• **What is asked**: Extract the lines that carry the string "ging" from the listing.

• **Material for the task**:
= = = =

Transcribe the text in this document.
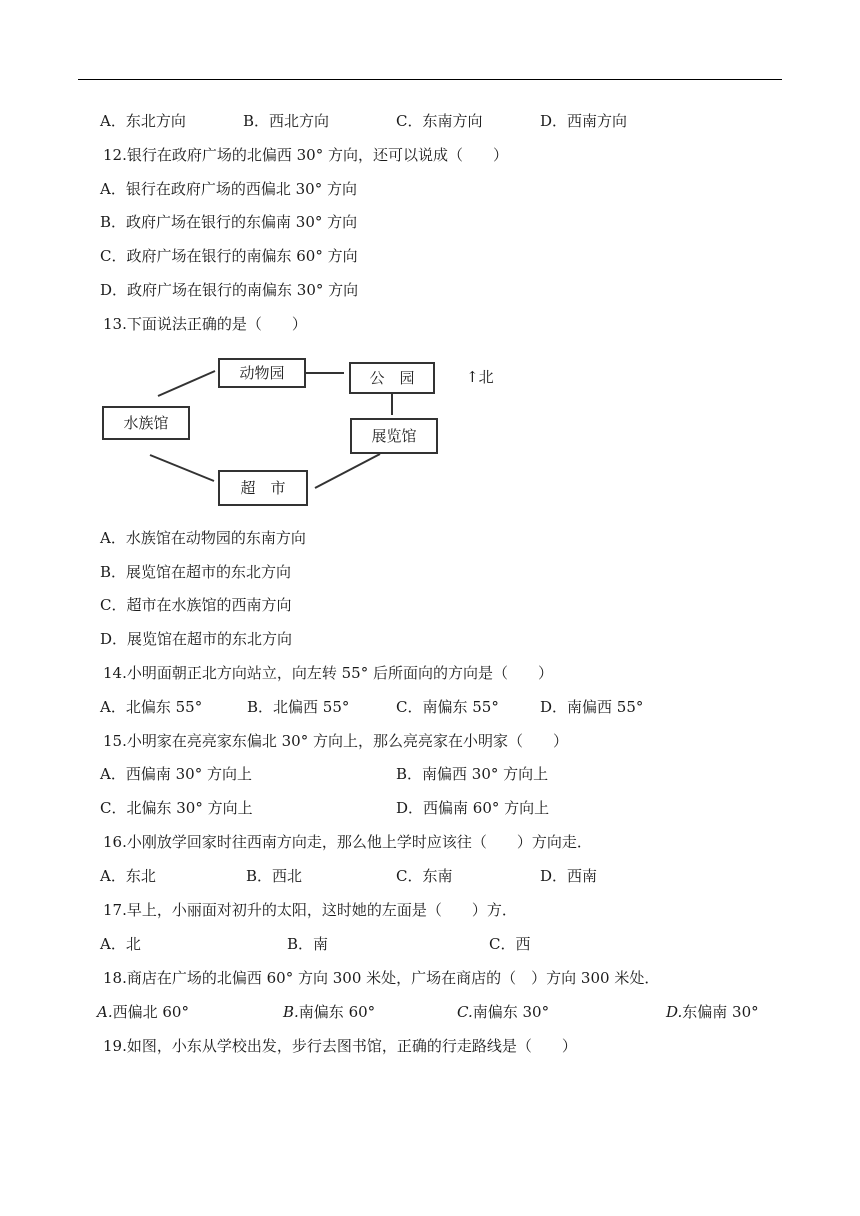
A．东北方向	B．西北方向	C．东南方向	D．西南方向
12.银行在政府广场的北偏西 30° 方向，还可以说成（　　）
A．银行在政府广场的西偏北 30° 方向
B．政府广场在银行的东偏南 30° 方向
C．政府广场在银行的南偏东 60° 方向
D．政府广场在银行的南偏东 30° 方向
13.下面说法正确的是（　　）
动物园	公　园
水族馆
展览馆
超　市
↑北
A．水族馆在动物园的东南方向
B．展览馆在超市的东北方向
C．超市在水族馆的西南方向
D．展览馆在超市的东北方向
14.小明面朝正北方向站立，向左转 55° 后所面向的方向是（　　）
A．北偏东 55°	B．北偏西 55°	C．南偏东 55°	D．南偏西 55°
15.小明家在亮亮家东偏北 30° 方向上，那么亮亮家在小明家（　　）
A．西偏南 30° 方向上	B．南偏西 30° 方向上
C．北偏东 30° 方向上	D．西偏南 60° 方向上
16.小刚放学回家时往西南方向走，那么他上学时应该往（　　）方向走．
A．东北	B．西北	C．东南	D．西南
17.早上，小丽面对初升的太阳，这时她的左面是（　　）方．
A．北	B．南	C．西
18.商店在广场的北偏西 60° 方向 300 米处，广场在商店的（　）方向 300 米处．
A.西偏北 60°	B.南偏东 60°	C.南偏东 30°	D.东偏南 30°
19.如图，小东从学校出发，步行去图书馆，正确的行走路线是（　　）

= = = =

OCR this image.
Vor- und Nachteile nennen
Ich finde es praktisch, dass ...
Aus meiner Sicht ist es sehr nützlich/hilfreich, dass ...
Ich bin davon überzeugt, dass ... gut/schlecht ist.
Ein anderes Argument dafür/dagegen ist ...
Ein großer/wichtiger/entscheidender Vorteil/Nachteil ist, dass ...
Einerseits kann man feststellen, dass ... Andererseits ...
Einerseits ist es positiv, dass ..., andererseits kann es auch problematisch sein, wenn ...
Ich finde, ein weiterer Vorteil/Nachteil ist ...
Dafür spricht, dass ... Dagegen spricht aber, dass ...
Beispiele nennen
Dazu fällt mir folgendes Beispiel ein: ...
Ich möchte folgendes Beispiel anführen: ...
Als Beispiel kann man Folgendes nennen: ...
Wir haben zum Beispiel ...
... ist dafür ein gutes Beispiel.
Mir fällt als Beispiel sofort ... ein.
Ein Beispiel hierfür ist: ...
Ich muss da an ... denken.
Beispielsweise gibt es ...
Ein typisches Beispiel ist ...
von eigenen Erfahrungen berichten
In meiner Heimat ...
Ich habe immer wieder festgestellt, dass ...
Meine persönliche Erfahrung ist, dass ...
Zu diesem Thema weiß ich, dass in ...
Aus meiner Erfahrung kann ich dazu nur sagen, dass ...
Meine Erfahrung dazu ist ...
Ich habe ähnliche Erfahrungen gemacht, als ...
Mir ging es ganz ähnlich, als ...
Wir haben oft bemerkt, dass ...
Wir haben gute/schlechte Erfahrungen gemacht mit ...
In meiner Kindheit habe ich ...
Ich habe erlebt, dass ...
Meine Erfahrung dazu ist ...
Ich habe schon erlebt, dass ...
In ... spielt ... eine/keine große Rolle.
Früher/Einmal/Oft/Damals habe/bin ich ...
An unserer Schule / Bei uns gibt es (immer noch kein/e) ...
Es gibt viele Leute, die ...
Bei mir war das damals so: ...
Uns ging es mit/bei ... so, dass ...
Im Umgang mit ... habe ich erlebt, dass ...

= = = =

• **Solution for this task**:
Mir ging es ganz ähnlich, als ...
Uns ging es mit/bei ... so, dass ...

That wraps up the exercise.